DESCRIPTION OF THE TASK: Find and copy every line in the records that includes the string "JSON".

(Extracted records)
— begin —

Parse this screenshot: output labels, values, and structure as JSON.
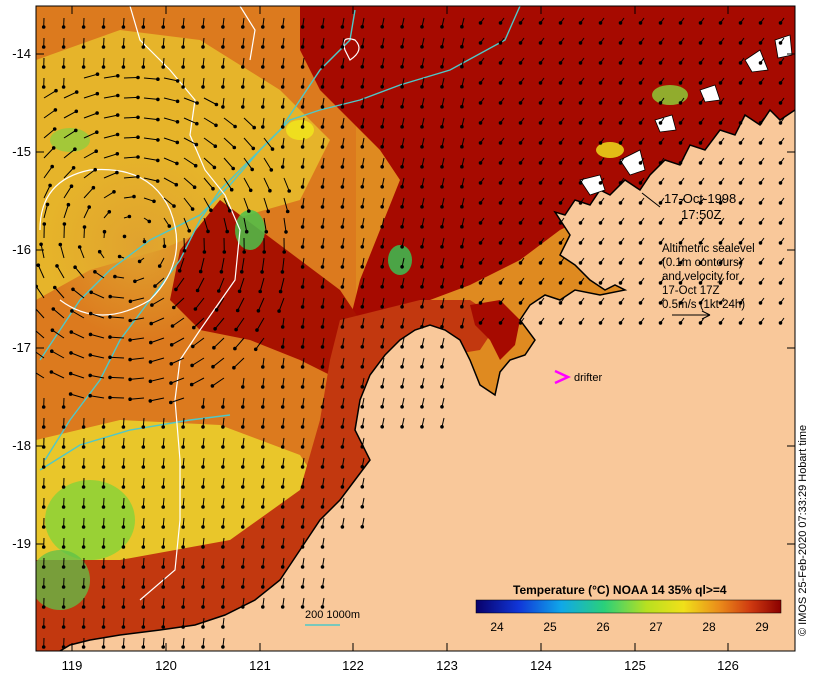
{
  "map": {
    "lat_labels": [
      "-14",
      "-15",
      "-16",
      "-17",
      "-18",
      "-19"
    ],
    "lon_labels": [
      "119",
      "120",
      "121",
      "122",
      "123",
      "124",
      "125",
      "126"
    ],
    "colors": {
      "land": "#f9c89a",
      "hot": "#a60a00",
      "warm": "#d8531a",
      "mid": "#e79a22",
      "cool": "#e8c324",
      "yellow": "#f1e81c",
      "green": "#7ed43a",
      "contour_white": "#ffffff",
      "isobath": "#4fc8c8",
      "drifter": "#ff00ff",
      "arrow": "#000000"
    }
  },
  "annotation": {
    "date": "17-Oct-1998",
    "time": "17:50Z",
    "line1": "Altimetric sealevel",
    "line2": "(0.1m contours)",
    "line3": "and velocity for",
    "line4": "17-Oct 17Z",
    "line5": "0.5m/s (1kt 24h)"
  },
  "drifter": {
    "label": "drifter"
  },
  "isobath_legend": {
    "label": "200  1000m"
  },
  "colorbar": {
    "title": "Temperature (°C) NOAA 14 35% ql>=4",
    "ticks": [
      "24",
      "25",
      "26",
      "27",
      "28",
      "29"
    ],
    "min": 23.4,
    "max": 29.4
  },
  "credit": "© IMOS 25-Feb-2020 07:33:29 Hobart time"
}
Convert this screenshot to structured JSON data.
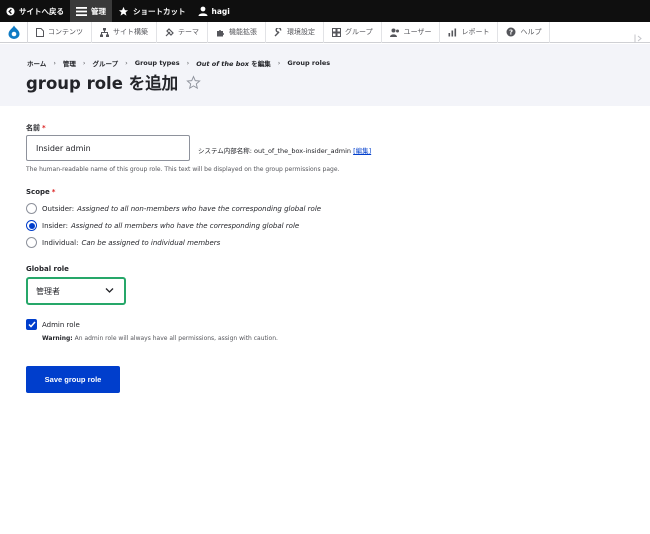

— end —

SOLUTION TO THIS PROBLEM:
Parse this screenshot: output labels, values, and structure as JSON.
Convert this screenshot to structured JSON data.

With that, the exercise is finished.